• [Data for this exercise]:
※

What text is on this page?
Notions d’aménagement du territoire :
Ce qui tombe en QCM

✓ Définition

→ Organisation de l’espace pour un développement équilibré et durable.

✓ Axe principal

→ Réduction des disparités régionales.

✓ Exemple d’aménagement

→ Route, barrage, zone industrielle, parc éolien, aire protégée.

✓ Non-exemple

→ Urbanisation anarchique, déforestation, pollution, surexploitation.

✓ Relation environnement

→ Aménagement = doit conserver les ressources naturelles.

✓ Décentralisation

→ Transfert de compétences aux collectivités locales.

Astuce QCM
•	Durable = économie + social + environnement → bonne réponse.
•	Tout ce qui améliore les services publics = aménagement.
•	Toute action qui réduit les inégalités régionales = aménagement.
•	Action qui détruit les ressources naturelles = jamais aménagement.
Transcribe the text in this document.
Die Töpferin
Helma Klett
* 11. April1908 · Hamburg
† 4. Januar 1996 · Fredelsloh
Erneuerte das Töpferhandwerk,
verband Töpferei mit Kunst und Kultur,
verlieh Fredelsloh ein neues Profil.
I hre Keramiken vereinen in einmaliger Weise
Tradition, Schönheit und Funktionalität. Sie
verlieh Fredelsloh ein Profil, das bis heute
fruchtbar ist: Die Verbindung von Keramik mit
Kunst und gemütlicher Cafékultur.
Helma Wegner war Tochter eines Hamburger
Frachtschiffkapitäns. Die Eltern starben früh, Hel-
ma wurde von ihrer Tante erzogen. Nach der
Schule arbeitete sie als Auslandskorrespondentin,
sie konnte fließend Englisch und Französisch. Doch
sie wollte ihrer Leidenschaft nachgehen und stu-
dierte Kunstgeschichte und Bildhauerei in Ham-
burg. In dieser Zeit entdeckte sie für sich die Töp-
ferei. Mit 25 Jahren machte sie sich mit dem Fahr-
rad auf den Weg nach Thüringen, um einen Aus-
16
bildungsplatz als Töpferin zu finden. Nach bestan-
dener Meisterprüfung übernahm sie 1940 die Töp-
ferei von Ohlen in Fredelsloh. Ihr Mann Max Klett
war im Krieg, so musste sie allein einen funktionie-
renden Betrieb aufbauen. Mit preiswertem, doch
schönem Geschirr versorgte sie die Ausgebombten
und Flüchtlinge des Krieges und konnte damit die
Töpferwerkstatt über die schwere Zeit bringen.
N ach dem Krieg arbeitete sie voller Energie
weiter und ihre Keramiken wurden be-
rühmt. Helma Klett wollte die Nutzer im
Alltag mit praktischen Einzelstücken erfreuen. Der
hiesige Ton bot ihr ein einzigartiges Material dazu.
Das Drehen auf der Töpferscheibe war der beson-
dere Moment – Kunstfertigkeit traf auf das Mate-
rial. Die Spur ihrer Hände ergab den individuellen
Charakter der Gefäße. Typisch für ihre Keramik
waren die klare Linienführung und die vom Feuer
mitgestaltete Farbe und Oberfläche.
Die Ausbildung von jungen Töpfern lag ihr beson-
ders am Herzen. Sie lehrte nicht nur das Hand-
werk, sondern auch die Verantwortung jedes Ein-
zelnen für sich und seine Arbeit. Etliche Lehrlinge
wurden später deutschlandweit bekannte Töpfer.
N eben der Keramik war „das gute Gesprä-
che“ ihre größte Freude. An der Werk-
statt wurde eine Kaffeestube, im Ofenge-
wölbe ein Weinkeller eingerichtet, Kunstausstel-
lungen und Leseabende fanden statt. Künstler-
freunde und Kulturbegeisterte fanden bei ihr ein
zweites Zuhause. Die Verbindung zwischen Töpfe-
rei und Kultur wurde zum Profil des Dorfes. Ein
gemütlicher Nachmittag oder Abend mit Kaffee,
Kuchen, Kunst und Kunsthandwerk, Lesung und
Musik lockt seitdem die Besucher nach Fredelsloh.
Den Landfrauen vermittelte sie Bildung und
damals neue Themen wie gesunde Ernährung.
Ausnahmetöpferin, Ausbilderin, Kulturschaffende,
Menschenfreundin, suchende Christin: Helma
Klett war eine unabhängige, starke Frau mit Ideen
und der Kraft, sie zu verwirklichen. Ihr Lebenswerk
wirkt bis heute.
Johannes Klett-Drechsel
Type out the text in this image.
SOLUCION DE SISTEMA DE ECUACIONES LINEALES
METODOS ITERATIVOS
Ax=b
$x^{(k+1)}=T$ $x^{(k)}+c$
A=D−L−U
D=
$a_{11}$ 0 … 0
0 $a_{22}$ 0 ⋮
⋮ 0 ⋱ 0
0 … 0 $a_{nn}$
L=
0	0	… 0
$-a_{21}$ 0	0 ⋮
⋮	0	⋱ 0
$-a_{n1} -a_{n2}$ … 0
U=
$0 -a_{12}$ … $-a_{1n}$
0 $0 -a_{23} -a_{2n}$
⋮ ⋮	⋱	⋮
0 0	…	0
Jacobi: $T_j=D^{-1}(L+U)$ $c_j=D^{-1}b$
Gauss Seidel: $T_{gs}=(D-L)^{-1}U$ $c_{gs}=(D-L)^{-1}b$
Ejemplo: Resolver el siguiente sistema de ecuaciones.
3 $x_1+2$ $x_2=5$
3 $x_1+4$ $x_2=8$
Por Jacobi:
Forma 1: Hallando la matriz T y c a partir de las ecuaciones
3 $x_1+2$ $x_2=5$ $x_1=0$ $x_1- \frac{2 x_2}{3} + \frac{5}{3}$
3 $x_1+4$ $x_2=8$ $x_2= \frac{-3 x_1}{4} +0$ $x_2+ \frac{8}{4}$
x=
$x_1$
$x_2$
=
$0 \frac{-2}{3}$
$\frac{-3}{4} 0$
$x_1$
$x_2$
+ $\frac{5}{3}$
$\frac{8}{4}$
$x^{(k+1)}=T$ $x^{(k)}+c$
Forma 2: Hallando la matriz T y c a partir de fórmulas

※

• [Do this]:
Write out all records exactly, keeping every detail.

• [Answer to this exercise]:
What text is on this page?
Notions d’aménagement du territoire :
Ce qui tombe en QCM

✓ Définition

→ Organisation de l’espace pour un développement équilibré et durable.

✓ Axe principal

→ Réduction des disparités régionales.

✓ Exemple d’aménagement

→ Route, barrage, zone industrielle, parc éolien, aire protégée.

✓ Non-exemple

→ Urbanisation anarchique, déforestation, pollution, surexploitation.

✓ Relation environnement

→ Aménagement = doit conserver les ressources naturelles.

✓ Décentralisation

→ Transfert de compétences aux collectivités locales.

Astuce QCM
•	Durable = économie + social + environnement → bonne réponse.
•	Tout ce qui améliore les services publics = aménagement.
•	Toute action qui réduit les inégalités régionales = aménagement.
•	Action qui détruit les ressources naturelles = jamais aménagement.
Transcribe the text in this document.
Die Töpferin
Helma Klett
* 11. April1908 · Hamburg
† 4. Januar 1996 · Fredelsloh
Erneuerte das Töpferhandwerk,
verband Töpferei mit Kunst und Kultur,
verlieh Fredelsloh ein neues Profil.
I hre Keramiken vereinen in einmaliger Weise
Tradition, Schönheit und Funktionalität. Sie
verlieh Fredelsloh ein Profil, das bis heute
fruchtbar ist: Die Verbindung von Keramik mit
Kunst und gemütlicher Cafékultur.
Helma Wegner war Tochter eines Hamburger
Frachtschiffkapitäns. Die Eltern starben früh, Hel-
ma wurde von ihrer Tante erzogen. Nach der
Schule arbeitete sie als Auslandskorrespondentin,
sie konnte fließend Englisch und Französisch. Doch
sie wollte ihrer Leidenschaft nachgehen und stu-
dierte Kunstgeschichte und Bildhauerei in Ham-
burg. In dieser Zeit entdeckte sie für sich die Töp-
ferei. Mit 25 Jahren machte sie sich mit dem Fahr-
rad auf den Weg nach Thüringen, um einen Aus-
16
bildungsplatz als Töpferin zu finden. Nach bestan-
dener Meisterprüfung übernahm sie 1940 die Töp-
ferei von Ohlen in Fredelsloh. Ihr Mann Max Klett
war im Krieg, so musste sie allein einen funktionie-
renden Betrieb aufbauen. Mit preiswertem, doch
schönem Geschirr versorgte sie die Ausgebombten
und Flüchtlinge des Krieges und konnte damit die
Töpferwerkstatt über die schwere Zeit bringen.
N ach dem Krieg arbeitete sie voller Energie
weiter und ihre Keramiken wurden be-
rühmt. Helma Klett wollte die Nutzer im
Alltag mit praktischen Einzelstücken erfreuen. Der
hiesige Ton bot ihr ein einzigartiges Material dazu.
Das Drehen auf der Töpferscheibe war der beson-
dere Moment – Kunstfertigkeit traf auf das Mate-
rial. Die Spur ihrer Hände ergab den individuellen
Charakter der Gefäße. Typisch für ihre Keramik
waren die klare Linienführung und die vom Feuer
mitgestaltete Farbe und Oberfläche.
Die Ausbildung von jungen Töpfern lag ihr beson-
ders am Herzen. Sie lehrte nicht nur das Hand-
werk, sondern auch die Verantwortung jedes Ein-
zelnen für sich und seine Arbeit. Etliche Lehrlinge
wurden später deutschlandweit bekannte Töpfer.
N eben der Keramik war „das gute Gesprä-
che“ ihre größte Freude. An der Werk-
statt wurde eine Kaffeestube, im Ofenge-
wölbe ein Weinkeller eingerichtet, Kunstausstel-
lungen und Leseabende fanden statt. Künstler-
freunde und Kulturbegeisterte fanden bei ihr ein
zweites Zuhause. Die Verbindung zwischen Töpfe-
rei und Kultur wurde zum Profil des Dorfes. Ein
gemütlicher Nachmittag oder Abend mit Kaffee,
Kuchen, Kunst und Kunsthandwerk, Lesung und
Musik lockt seitdem die Besucher nach Fredelsloh.
Den Landfrauen vermittelte sie Bildung und
damals neue Themen wie gesunde Ernährung.
Ausnahmetöpferin, Ausbilderin, Kulturschaffende,
Menschenfreundin, suchende Christin: Helma
Klett war eine unabhängige, starke Frau mit Ideen
und der Kraft, sie zu verwirklichen. Ihr Lebenswerk
wirkt bis heute.
Johannes Klett-Drechsel
Type out the text in this image.
SOLUCION DE SISTEMA DE ECUACIONES LINEALES
METODOS ITERATIVOS
Ax=b
$x^{(k+1)}=T$ $x^{(k)}+c$
A=D−L−U
D=
$a_{11}$ 0 … 0
0 $a_{22}$ 0 ⋮
⋮ 0 ⋱ 0
0 … 0 $a_{nn}$
L=
0	0	… 0
$-a_{21}$ 0	0 ⋮
⋮	0	⋱ 0
$-a_{n1} -a_{n2}$ … 0
U=
$0 -a_{12}$ … $-a_{1n}$
0 $0 -a_{23} -a_{2n}$
⋮ ⋮	⋱	⋮
0 0	…	0
Jacobi: $T_j=D^{-1}(L+U)$ $c_j=D^{-1}b$
Gauss Seidel: $T_{gs}=(D-L)^{-1}U$ $c_{gs}=(D-L)^{-1}b$
Ejemplo: Resolver el siguiente sistema de ecuaciones.
3 $x_1+2$ $x_2=5$
3 $x_1+4$ $x_2=8$
Por Jacobi:
Forma 1: Hallando la matriz T y c a partir de las ecuaciones
3 $x_1+2$ $x_2=5$ $x_1=0$ $x_1- \frac{2 x_2}{3} + \frac{5}{3}$
3 $x_1+4$ $x_2=8$ $x_2= \frac{-3 x_1}{4} +0$ $x_2+ \frac{8}{4}$
x=
$x_1$
$x_2$
=
$0 \frac{-2}{3}$
$\frac{-3}{4} 0$
$x_1$
$x_2$
+ $\frac{5}{3}$
$\frac{8}{4}$
$x^{(k+1)}=T$ $x^{(k)}+c$
Forma 2: Hallando la matriz T y c a partir de fórmulas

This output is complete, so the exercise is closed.